EXERCISE
Transcribe the records below exactly as they appear, omitting any pictures.

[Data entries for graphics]
+--
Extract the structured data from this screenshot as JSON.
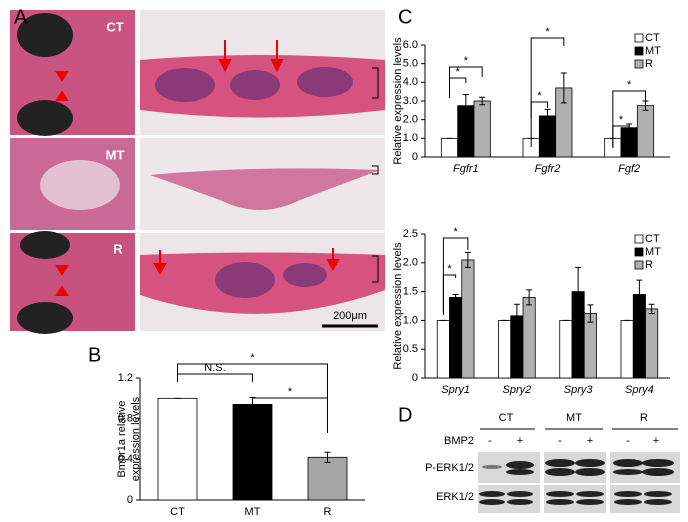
{
  "panel_labels": [
    "A",
    "B",
    "C",
    "D"
  ],
  "panel_a": {
    "rows": [
      "CT",
      "MT",
      "R"
    ],
    "scale_bar": "200μm"
  },
  "chart_data": [
    {
      "type": "bar",
      "ylabel": [
        "Bmpr1a relative",
        "expression levels"
      ],
      "categories": [
        "CT",
        "MT",
        "R"
      ],
      "values": [
        1,
        0.94,
        0.42
      ],
      "errors": [
        0,
        0.07,
        0.05
      ],
      "colors": [
        "#ffffff",
        "#000000",
        "#a6a6a6"
      ],
      "ylim": [
        0,
        1.2
      ],
      "yticks": [
        0,
        0.4,
        0.8,
        1.2
      ],
      "annotations": [
        "N.S.",
        "*",
        "*"
      ]
    },
    {
      "type": "bar",
      "ylabel": "Relative expression levels",
      "categories": [
        "Fgfr1",
        "Fgfr2",
        "Fgf2"
      ],
      "series": [
        {
          "name": "CT",
          "color": "#ffffff",
          "values": [
            1,
            1,
            1
          ],
          "errors": [
            0,
            0,
            0
          ]
        },
        {
          "name": "MT",
          "color": "#000000",
          "values": [
            2.75,
            2.2,
            1.57
          ],
          "errors": [
            0.6,
            0.35,
            0.2
          ]
        },
        {
          "name": "R",
          "color": "#b0b0b0",
          "values": [
            3.0,
            3.7,
            2.75
          ],
          "errors": [
            0.2,
            0.8,
            0.25
          ]
        }
      ],
      "ylim": [
        0,
        6
      ],
      "yticks": [
        0,
        {
          "value": 1,
          "label": "1.0"
        },
        {
          "value": 2,
          "label": "2.0"
        },
        {
          "value": 3,
          "label": "3.0"
        },
        {
          "value": 4,
          "label": "4.0"
        },
        {
          "value": 5,
          "label": "5.0"
        },
        {
          "value": 6,
          "label": "6.0"
        }
      ],
      "legend": "top-right",
      "annotations": [
        "*",
        "*",
        "*",
        "*",
        "*",
        "*"
      ]
    },
    {
      "type": "bar",
      "ylabel": "Relative expression levels",
      "categories": [
        "Spry1",
        "Spry2",
        "Spry3",
        "Spry4"
      ],
      "series": [
        {
          "name": "CT",
          "color": "#ffffff",
          "values": [
            1,
            1,
            1,
            1
          ],
          "errors": [
            0,
            0,
            0,
            0
          ]
        },
        {
          "name": "MT",
          "color": "#000000",
          "values": [
            1.4,
            1.08,
            1.5,
            1.45
          ],
          "errors": [
            0.05,
            0.2,
            0.42,
            0.25
          ]
        },
        {
          "name": "R",
          "color": "#b0b0b0",
          "values": [
            2.05,
            1.4,
            1.12,
            1.2
          ],
          "errors": [
            0.13,
            0.13,
            0.15,
            0.08
          ]
        }
      ],
      "ylim": [
        0,
        2.5
      ],
      "yticks": [
        0,
        0.5,
        {
          "value": 1,
          "label": "1.0"
        },
        1.5,
        {
          "value": 2,
          "label": "2.0"
        },
        2.5
      ],
      "legend": "top-right",
      "annotations": [
        "*",
        "*"
      ]
    }
  ],
  "panel_d": {
    "groups": [
      "CT",
      "MT",
      "R"
    ],
    "treatment": "BMP2",
    "lanes": [
      "-",
      "+",
      "-",
      "+",
      "-",
      "+"
    ],
    "rows": [
      "P-ERK1/2",
      "ERK1/2"
    ]
  }
}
+--
FINAL ANSWER
Extract the structured data from this screenshot as JSON.
{
  "panel_labels": [
    "A",
    "B",
    "C",
    "D"
  ],
  "panel_a": {
    "rows": [
      "CT",
      "MT",
      "R"
    ],
    "scale_bar": "200μm"
  },
  "chart_data": [
    {
      "type": "bar",
      "ylabel": [
        "Bmpr1a relative",
        "expression levels"
      ],
      "categories": [
        "CT",
        "MT",
        "R"
      ],
      "values": [
        1,
        0.94,
        0.42
      ],
      "errors": [
        0,
        0.07,
        0.05
      ],
      "colors": [
        "#ffffff",
        "#000000",
        "#a6a6a6"
      ],
      "ylim": [
        0,
        1.2
      ],
      "yticks": [
        0,
        0.4,
        0.8,
        1.2
      ],
      "annotations": [
        "N.S.",
        "*",
        "*"
      ]
    },
    {
      "type": "bar",
      "ylabel": "Relative expression levels",
      "categories": [
        "Fgfr1",
        "Fgfr2",
        "Fgf2"
      ],
      "series": [
        {
          "name": "CT",
          "color": "#ffffff",
          "values": [
            1,
            1,
            1
          ],
          "errors": [
            0,
            0,
            0
          ]
        },
        {
          "name": "MT",
          "color": "#000000",
          "values": [
            2.75,
            2.2,
            1.57
          ],
          "errors": [
            0.6,
            0.35,
            0.2
          ]
        },
        {
          "name": "R",
          "color": "#b0b0b0",
          "values": [
            3.0,
            3.7,
            2.75
          ],
          "errors": [
            0.2,
            0.8,
            0.25
          ]
        }
      ],
      "ylim": [
        0,
        6
      ],
      "yticks": [
        0,
        {
          "value": 1,
          "label": "1.0"
        },
        {
          "value": 2,
          "label": "2.0"
        },
        {
          "value": 3,
          "label": "3.0"
        },
        {
          "value": 4,
          "label": "4.0"
        },
        {
          "value": 5,
          "label": "5.0"
        },
        {
          "value": 6,
          "label": "6.0"
        }
      ],
      "legend": "top-right",
      "annotations": [
        "*",
        "*",
        "*",
        "*",
        "*",
        "*"
      ]
    },
    {
      "type": "bar",
      "ylabel": "Relative expression levels",
      "categories": [
        "Spry1",
        "Spry2",
        "Spry3",
        "Spry4"
      ],
      "series": [
        {
          "name": "CT",
          "color": "#ffffff",
          "values": [
            1,
            1,
            1,
            1
          ],
          "errors": [
            0,
            0,
            0,
            0
          ]
        },
        {
          "name": "MT",
          "color": "#000000",
          "values": [
            1.4,
            1.08,
            1.5,
            1.45
          ],
          "errors": [
            0.05,
            0.2,
            0.42,
            0.25
          ]
        },
        {
          "name": "R",
          "color": "#b0b0b0",
          "values": [
            2.05,
            1.4,
            1.12,
            1.2
          ],
          "errors": [
            0.13,
            0.13,
            0.15,
            0.08
          ]
        }
      ],
      "ylim": [
        0,
        2.5
      ],
      "yticks": [
        0,
        0.5,
        {
          "value": 1,
          "label": "1.0"
        },
        1.5,
        {
          "value": 2,
          "label": "2.0"
        },
        2.5
      ],
      "legend": "top-right",
      "annotations": [
        "*",
        "*"
      ]
    }
  ],
  "panel_d": {
    "groups": [
      "CT",
      "MT",
      "R"
    ],
    "treatment": "BMP2",
    "lanes": [
      "-",
      "+",
      "-",
      "+",
      "-",
      "+"
    ],
    "rows": [
      "P-ERK1/2",
      "ERK1/2"
    ]
  }
}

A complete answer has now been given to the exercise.